What you have to do: Where a line contains the string "name", copy that line.
[Start of Records shown]
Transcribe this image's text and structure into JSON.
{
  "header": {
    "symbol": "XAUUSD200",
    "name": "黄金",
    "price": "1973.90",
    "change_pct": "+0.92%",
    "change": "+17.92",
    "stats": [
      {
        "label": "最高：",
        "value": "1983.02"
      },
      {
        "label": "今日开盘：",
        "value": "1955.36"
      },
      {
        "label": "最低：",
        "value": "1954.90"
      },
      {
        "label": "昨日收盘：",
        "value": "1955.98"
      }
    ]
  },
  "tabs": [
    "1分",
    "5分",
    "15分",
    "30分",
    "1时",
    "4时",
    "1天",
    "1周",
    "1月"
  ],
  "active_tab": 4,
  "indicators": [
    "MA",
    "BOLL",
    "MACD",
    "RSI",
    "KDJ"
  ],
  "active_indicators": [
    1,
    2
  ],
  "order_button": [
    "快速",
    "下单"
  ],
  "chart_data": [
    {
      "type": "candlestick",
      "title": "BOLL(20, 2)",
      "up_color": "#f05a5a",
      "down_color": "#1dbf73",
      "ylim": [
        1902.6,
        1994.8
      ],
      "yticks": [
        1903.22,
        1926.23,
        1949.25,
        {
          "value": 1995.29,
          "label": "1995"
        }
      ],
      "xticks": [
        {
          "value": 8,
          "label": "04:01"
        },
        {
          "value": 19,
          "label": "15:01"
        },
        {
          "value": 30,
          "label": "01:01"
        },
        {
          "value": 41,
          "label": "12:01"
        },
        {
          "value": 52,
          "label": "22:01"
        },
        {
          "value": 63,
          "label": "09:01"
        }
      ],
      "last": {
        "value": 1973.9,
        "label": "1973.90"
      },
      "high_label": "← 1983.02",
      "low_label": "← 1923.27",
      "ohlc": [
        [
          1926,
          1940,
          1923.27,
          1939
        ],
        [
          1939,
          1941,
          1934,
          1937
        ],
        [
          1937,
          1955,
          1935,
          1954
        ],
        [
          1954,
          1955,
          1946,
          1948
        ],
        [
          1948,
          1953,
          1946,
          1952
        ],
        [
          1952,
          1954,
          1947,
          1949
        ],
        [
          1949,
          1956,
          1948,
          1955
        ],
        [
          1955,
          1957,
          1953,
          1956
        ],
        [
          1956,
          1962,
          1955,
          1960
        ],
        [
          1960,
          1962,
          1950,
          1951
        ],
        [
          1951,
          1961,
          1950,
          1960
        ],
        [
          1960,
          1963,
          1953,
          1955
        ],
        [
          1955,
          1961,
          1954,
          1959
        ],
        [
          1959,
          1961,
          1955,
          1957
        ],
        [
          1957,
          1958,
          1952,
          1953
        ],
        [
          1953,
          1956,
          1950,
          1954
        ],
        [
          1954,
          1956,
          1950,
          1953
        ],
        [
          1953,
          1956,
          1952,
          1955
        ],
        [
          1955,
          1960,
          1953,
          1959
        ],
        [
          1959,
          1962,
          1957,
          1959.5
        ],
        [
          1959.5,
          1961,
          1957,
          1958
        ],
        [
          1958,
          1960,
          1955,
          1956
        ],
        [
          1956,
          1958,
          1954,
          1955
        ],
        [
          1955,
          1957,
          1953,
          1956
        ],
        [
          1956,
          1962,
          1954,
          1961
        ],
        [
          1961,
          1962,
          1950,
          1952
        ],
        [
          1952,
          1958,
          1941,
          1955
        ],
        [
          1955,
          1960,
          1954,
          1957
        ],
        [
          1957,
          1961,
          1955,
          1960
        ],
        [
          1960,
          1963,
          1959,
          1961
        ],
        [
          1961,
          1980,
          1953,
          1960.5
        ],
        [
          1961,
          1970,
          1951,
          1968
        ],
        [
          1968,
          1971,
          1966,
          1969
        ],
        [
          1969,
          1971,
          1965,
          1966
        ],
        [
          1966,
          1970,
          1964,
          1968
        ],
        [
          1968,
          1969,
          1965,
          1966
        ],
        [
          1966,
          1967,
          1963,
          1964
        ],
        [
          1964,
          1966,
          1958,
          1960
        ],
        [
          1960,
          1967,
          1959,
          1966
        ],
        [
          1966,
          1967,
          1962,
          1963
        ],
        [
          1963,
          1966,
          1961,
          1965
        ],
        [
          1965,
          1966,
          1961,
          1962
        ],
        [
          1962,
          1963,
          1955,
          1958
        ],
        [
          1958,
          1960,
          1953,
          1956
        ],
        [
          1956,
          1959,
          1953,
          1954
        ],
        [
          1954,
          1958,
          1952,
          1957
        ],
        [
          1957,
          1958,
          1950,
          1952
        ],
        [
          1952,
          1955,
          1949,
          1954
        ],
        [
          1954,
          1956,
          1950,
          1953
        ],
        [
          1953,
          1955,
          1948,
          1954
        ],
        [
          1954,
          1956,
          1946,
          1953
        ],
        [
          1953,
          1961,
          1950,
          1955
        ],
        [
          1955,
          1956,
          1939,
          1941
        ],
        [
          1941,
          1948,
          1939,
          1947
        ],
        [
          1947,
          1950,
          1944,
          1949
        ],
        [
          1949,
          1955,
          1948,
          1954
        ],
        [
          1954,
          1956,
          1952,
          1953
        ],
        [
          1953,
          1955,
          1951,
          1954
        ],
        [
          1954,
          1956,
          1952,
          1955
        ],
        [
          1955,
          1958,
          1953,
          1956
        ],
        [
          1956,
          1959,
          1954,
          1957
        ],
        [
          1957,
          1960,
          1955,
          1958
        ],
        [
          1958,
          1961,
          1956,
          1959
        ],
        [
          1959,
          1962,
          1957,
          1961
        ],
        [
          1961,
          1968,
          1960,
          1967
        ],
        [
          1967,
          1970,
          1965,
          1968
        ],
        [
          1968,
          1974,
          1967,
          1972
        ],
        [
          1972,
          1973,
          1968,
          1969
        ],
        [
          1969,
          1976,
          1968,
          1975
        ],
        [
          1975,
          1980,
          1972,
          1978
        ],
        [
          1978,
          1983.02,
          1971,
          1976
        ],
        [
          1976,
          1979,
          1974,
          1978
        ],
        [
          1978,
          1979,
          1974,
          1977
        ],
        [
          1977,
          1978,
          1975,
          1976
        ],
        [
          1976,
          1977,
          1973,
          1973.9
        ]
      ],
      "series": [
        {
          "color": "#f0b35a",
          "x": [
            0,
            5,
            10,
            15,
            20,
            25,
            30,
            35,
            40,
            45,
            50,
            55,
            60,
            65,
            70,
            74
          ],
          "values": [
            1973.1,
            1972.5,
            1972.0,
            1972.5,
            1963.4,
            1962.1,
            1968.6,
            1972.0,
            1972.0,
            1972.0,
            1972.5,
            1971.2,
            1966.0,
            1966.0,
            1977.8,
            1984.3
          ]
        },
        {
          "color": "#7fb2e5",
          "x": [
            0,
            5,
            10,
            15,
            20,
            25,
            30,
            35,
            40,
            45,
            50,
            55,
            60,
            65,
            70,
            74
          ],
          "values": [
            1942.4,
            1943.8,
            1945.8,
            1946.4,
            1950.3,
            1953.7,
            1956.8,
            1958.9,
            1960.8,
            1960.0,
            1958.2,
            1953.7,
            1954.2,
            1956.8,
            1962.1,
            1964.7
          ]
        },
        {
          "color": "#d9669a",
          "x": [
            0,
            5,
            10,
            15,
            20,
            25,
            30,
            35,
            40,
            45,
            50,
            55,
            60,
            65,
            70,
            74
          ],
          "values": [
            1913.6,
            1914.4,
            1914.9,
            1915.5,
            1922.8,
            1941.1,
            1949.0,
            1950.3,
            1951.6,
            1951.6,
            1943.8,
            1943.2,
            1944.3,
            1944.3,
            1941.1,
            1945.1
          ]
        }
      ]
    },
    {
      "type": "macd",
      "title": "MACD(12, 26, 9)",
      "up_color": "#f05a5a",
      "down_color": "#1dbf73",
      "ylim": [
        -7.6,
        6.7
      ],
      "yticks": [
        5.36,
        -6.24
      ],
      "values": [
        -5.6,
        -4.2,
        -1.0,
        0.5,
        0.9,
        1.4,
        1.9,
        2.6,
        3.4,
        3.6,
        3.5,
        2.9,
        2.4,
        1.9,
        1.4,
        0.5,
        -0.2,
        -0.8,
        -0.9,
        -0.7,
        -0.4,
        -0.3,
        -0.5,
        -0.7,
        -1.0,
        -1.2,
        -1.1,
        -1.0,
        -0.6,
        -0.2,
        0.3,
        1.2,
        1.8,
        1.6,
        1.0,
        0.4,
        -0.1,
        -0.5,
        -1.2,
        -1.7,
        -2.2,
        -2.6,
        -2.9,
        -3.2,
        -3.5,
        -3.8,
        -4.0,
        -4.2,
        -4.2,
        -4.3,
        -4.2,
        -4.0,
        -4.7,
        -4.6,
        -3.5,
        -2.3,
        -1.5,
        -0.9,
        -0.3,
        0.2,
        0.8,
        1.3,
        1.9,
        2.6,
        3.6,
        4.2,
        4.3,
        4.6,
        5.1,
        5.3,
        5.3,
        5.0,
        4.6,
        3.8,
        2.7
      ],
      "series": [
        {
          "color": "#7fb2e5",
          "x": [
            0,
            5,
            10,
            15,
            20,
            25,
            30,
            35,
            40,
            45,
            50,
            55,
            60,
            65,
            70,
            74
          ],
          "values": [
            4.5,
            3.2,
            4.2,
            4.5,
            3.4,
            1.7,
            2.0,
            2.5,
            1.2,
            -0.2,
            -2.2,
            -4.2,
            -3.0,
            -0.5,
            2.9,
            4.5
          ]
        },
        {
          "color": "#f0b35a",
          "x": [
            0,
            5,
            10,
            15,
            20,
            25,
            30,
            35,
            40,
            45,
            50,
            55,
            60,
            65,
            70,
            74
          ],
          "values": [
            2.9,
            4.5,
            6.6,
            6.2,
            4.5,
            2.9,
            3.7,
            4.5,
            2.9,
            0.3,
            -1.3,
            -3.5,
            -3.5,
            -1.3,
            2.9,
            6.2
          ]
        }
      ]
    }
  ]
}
[End of Records shown]
[Start of Records shown]
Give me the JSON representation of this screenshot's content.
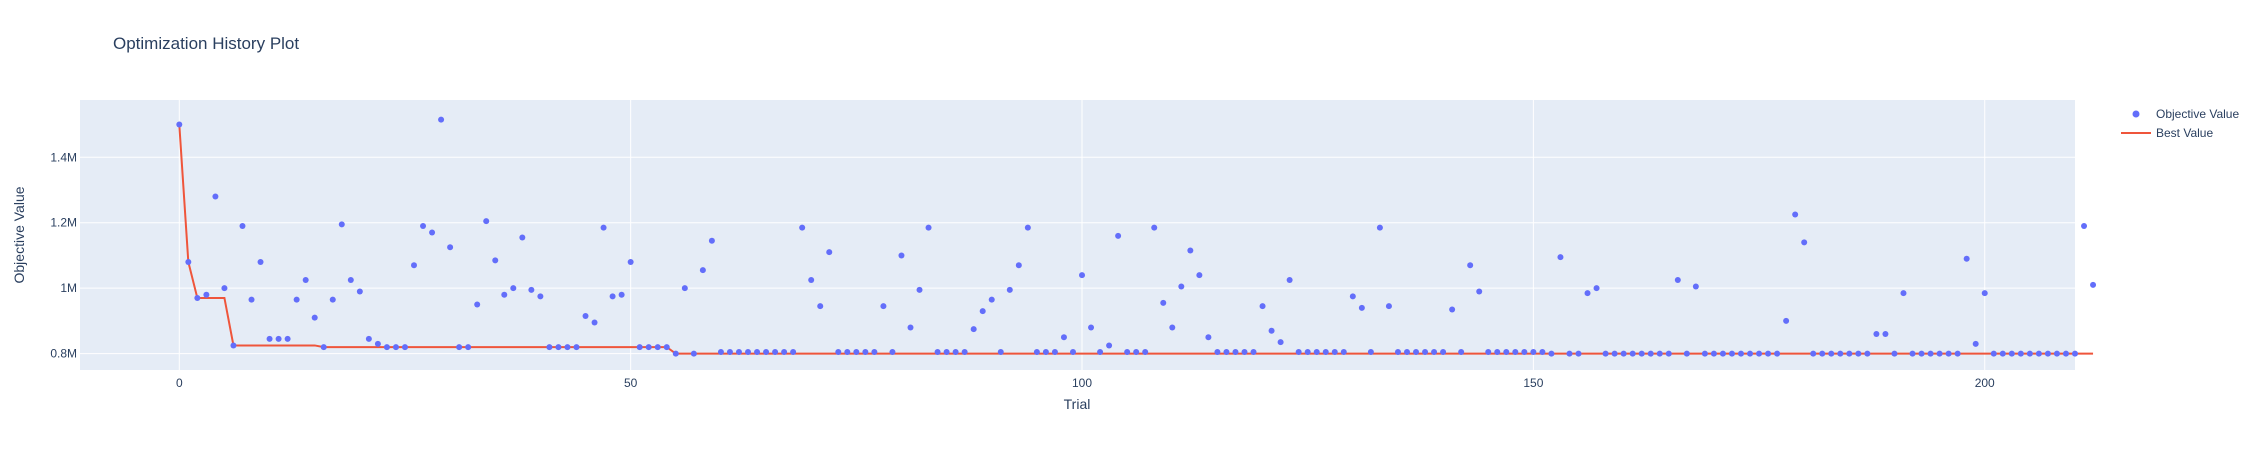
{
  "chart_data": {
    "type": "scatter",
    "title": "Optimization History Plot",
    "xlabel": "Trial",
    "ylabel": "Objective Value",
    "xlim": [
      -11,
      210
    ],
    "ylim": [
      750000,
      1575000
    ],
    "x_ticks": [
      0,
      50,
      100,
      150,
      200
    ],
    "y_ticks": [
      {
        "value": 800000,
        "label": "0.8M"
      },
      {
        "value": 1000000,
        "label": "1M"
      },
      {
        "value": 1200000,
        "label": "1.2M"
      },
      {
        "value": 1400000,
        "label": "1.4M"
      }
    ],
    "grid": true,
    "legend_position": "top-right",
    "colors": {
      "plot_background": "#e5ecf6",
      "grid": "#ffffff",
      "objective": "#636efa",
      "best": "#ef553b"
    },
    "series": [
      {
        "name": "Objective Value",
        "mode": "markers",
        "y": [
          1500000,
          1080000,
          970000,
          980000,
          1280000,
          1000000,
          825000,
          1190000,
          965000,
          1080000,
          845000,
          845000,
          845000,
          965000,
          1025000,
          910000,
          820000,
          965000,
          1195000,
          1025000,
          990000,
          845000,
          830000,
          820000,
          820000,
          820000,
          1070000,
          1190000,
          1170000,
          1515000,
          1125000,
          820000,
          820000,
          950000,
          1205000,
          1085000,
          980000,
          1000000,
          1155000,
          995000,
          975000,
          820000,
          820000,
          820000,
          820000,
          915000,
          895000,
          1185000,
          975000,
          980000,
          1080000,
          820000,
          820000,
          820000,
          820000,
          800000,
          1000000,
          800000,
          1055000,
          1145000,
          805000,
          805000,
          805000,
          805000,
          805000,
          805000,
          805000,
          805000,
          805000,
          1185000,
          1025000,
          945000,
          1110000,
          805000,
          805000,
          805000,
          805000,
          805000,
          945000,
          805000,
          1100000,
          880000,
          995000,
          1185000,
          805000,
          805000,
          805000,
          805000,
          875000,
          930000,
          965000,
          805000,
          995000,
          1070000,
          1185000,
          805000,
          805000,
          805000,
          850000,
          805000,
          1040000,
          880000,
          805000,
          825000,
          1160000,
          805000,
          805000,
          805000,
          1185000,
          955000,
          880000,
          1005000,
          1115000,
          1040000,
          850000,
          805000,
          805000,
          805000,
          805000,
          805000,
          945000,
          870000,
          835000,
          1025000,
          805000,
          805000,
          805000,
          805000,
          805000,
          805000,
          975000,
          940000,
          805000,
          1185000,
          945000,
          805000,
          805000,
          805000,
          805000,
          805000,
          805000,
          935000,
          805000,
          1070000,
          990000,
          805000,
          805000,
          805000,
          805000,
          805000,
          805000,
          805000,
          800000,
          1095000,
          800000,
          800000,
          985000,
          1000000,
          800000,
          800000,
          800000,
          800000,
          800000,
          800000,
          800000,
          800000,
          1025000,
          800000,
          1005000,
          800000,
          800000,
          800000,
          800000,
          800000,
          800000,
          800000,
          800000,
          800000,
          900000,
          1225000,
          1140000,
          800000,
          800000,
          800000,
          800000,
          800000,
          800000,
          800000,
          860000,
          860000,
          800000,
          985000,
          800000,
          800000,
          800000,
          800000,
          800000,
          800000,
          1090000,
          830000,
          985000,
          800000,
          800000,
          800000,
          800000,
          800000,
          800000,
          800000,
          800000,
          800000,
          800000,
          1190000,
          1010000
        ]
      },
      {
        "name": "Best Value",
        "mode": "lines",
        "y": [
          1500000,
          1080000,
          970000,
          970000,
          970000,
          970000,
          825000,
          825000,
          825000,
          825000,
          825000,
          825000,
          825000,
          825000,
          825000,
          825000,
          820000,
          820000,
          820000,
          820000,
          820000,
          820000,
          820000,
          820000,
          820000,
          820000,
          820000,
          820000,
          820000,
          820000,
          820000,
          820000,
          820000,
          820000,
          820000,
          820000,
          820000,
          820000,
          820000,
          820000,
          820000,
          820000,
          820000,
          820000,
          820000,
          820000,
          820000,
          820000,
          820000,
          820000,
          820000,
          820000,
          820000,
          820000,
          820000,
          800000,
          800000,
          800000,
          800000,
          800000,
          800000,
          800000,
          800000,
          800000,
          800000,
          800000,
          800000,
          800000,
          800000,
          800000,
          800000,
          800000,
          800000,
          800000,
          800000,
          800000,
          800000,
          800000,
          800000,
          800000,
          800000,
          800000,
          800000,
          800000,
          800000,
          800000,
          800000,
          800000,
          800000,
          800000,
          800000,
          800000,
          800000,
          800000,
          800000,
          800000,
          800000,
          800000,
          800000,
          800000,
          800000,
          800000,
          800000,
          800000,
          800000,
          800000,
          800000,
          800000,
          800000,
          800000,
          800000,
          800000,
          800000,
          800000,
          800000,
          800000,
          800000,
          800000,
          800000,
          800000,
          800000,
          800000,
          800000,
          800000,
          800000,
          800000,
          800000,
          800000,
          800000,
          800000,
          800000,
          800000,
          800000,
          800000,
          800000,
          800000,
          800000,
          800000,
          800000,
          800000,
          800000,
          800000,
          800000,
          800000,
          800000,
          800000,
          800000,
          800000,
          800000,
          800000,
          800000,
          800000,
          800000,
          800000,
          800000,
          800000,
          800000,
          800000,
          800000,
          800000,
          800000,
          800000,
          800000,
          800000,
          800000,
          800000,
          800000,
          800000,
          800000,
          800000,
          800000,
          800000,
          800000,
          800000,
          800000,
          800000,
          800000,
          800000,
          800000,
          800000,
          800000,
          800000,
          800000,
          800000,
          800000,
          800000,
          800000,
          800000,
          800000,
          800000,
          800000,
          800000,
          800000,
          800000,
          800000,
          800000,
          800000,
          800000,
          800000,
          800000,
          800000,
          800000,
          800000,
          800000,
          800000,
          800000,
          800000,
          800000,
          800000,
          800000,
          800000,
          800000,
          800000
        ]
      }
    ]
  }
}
[End of Records shown]
Reply to the task:
    "name": "黄金",
        "name": "Objective Value",
        "name": "Best Value",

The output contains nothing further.